# [Set problem]
Copy word for word the line containing "Serialize everything readable" together with all lines following it to the end of the listing below, without the pictures.

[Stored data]
<<<<

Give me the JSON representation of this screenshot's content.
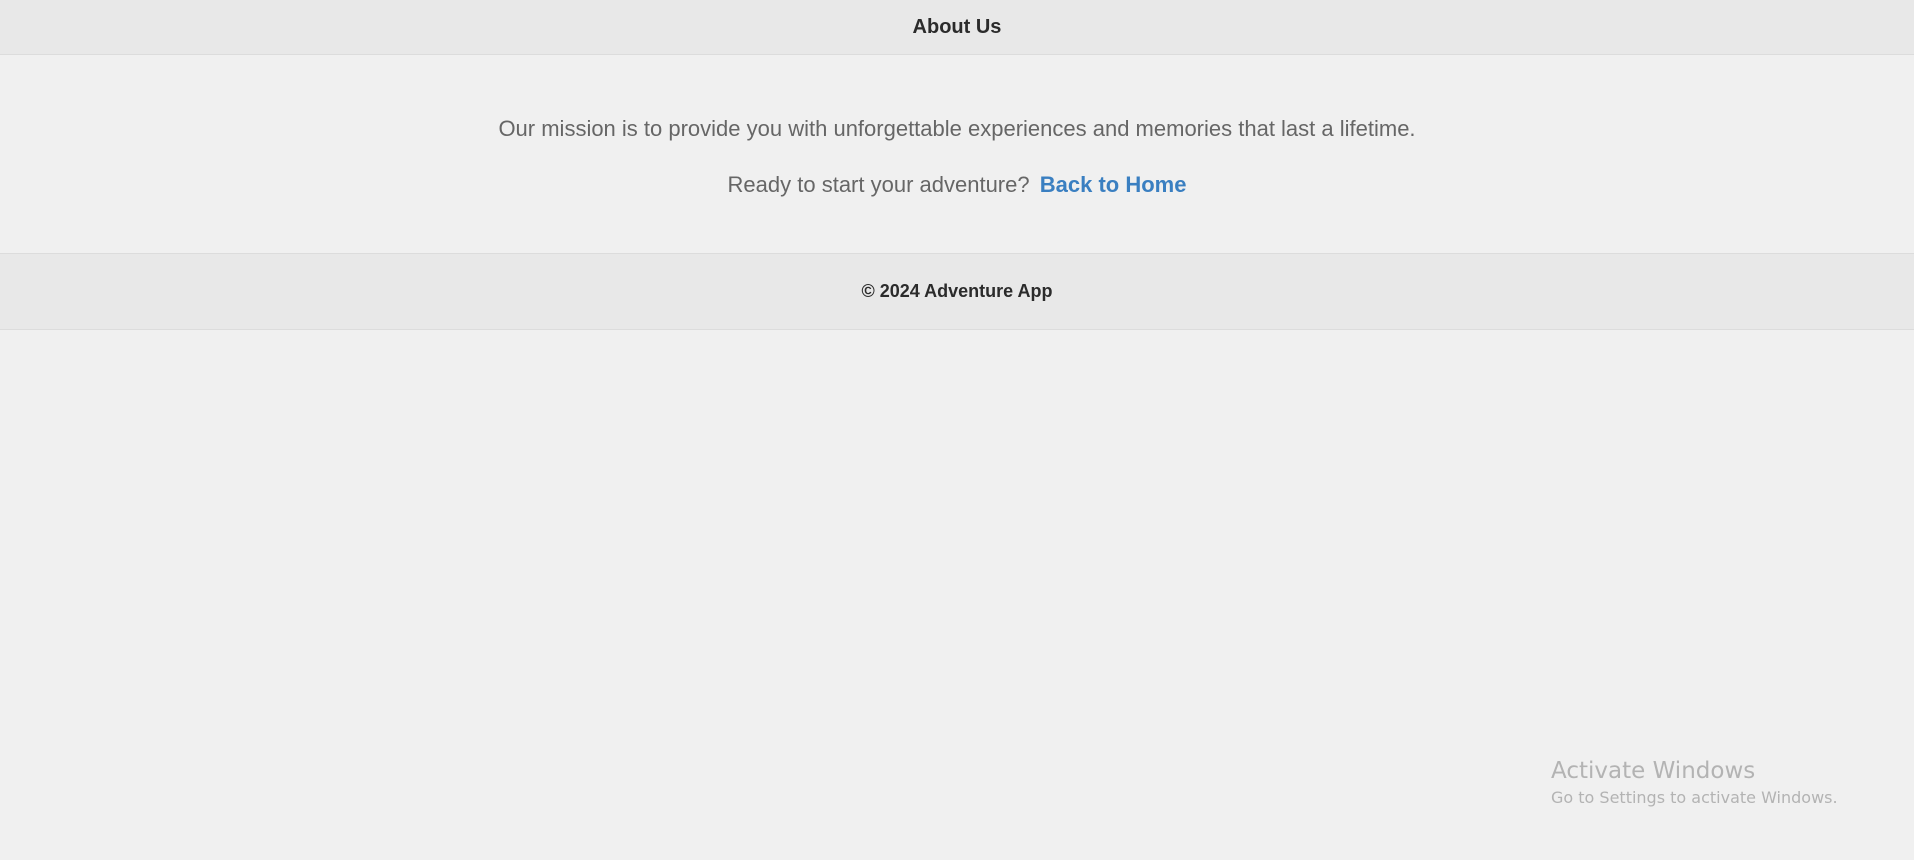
{
  "header": {
    "title": "About Us"
  },
  "main": {
    "mission_text": "Our mission is to provide you with unforgettable experiences and memories that last a lifetime.",
    "cta_text": "Ready to start your adventure?",
    "cta_link_label": "Back to Home"
  },
  "footer": {
    "copyright": "© 2024 Adventure App"
  },
  "watermark": {
    "title": "Activate Windows",
    "subtitle": "Go to Settings to activate Windows."
  },
  "colors": {
    "background": "#f0f0f0",
    "header_bg": "#e8e8e8",
    "link": "#3a7fc1",
    "body_text": "#666666"
  }
}
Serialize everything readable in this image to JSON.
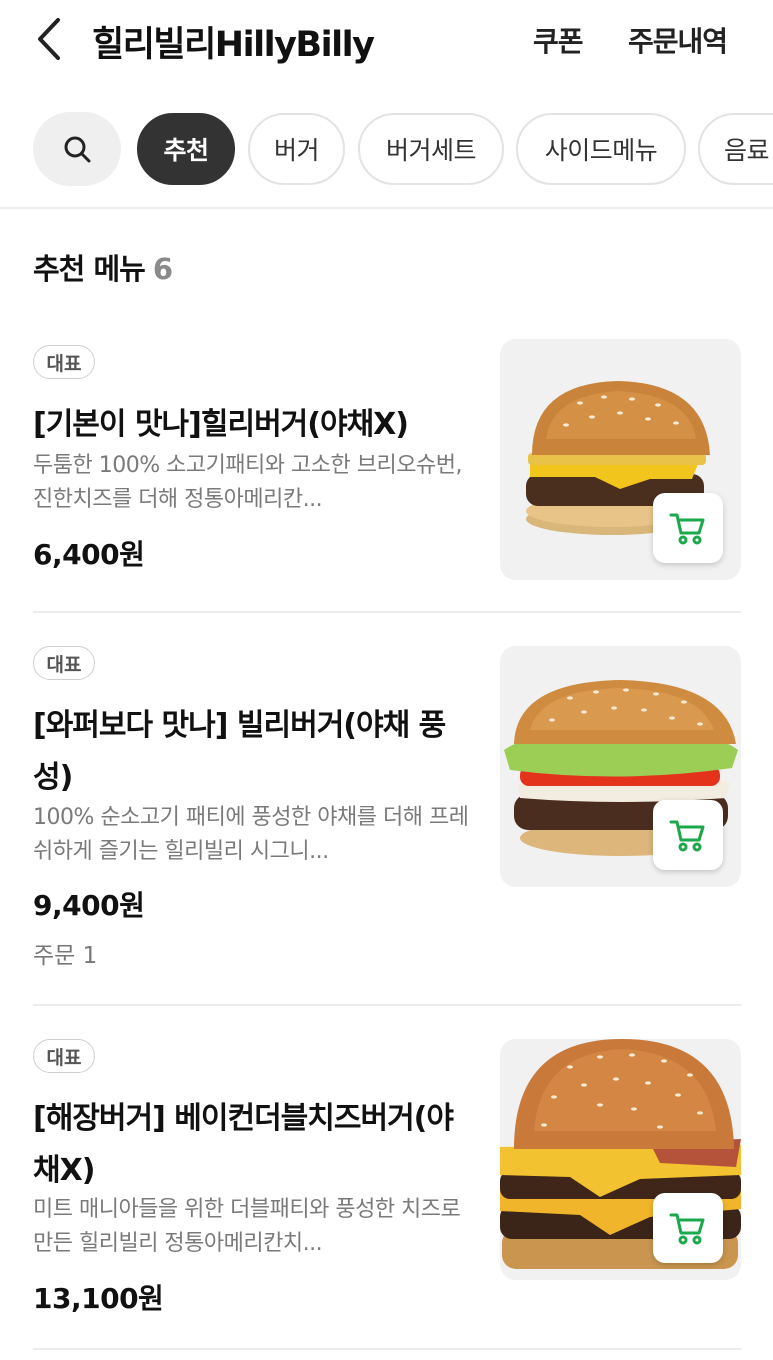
{
  "header": {
    "store_title": "힐리빌리HillyBilly",
    "coupon_label": "쿠폰",
    "orders_label": "주문내역"
  },
  "categories": [
    "추천",
    "버거",
    "버거세트",
    "사이드메뉴",
    "음료"
  ],
  "active_category": "추천",
  "section": {
    "title": "추천 메뉴",
    "count": "6"
  },
  "items": [
    {
      "badge": "대표",
      "name": "[기본이 맛나]힐리버거(야채X)",
      "description": "두툼한 100% 소고기패티와 고소한 브리오슈번, 진한치즈를 더해 정통아메리칸...",
      "price": "6,400원",
      "orders": ""
    },
    {
      "badge": "대표",
      "name": "[와퍼보다 맛나] 빌리버거(야채 풍성)",
      "description": "100% 순소고기 패티에 풍성한 야채를 더해 프레쉬하게 즐기는 힐리빌리 시그니...",
      "price": "9,400원",
      "orders": "주문 1"
    },
    {
      "badge": "대표",
      "name": "[해장버거] 베이컨더블치즈버거(야채X)",
      "description": "미트 매니아들을 위한 더블패티와 풍성한 치즈로 만든 힐리빌리 정통아메리칸치...",
      "price": "13,100원",
      "orders": ""
    }
  ],
  "colors": {
    "cart_icon": "#1aa84b",
    "active_chip": "#333333"
  },
  "icons": {
    "back": "chevron-left-icon",
    "search": "search-icon",
    "cart": "cart-icon"
  }
}
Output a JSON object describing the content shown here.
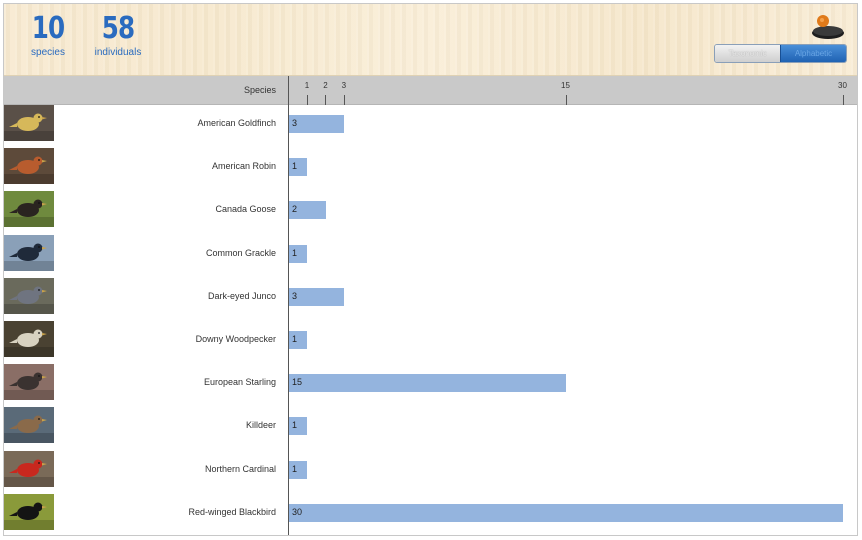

>>>>

# [Output below]
Serialize everything readable in this image to JSON.
{
  "header": {
    "store_title": "힐리빌리HillyBilly",
    "coupon_label": "쿠폰",
    "orders_label": "주문내역"
  },
  "categories": [
    "추천",
    "버거",
    "버거세트",
    "사이드메뉴",
    "음료"
  ],
  "active_category": "추천",
  "section": {
    "title": "추천 메뉴",
    "count": "6"
  },
  "items": [
    {
      "badge": "대표",
      "name": "[기본이 맛나]힐리버거(야채X)",
      "description": "두툼한 100% 소고기패티와 고소한 브리오슈번, 진한치즈를 더해 정통아메리칸...",
      "price": "6,400원",
      "orders": ""
    },
    {
      "badge": "대표",
      "name": "[와퍼보다 맛나] 빌리버거(야채 풍성)",
      "description": "100% 순소고기 패티에 풍성한 야채를 더해 프레쉬하게 즐기는 힐리빌리 시그니...",
      "price": "9,400원",
      "orders": "주문 1"
    },
    {
      "badge": "대표",
      "name": "[해장버거] 베이컨더블치즈버거(야채X)",
      "description": "미트 매니아들을 위한 더블패티와 풍성한 치즈로 만든 힐리빌리 정통아메리칸치...",
      "price": "13,100원",
      "orders": ""
    }
  ],
  "colors": {
    "cart_icon": "#1aa84b",
    "active_chip": "#333333"
  },
  "icons": {
    "back": "chevron-left-icon",
    "search": "search-icon",
    "cart": "cart-icon"
  }
}
Output a JSON object describing the content shown here.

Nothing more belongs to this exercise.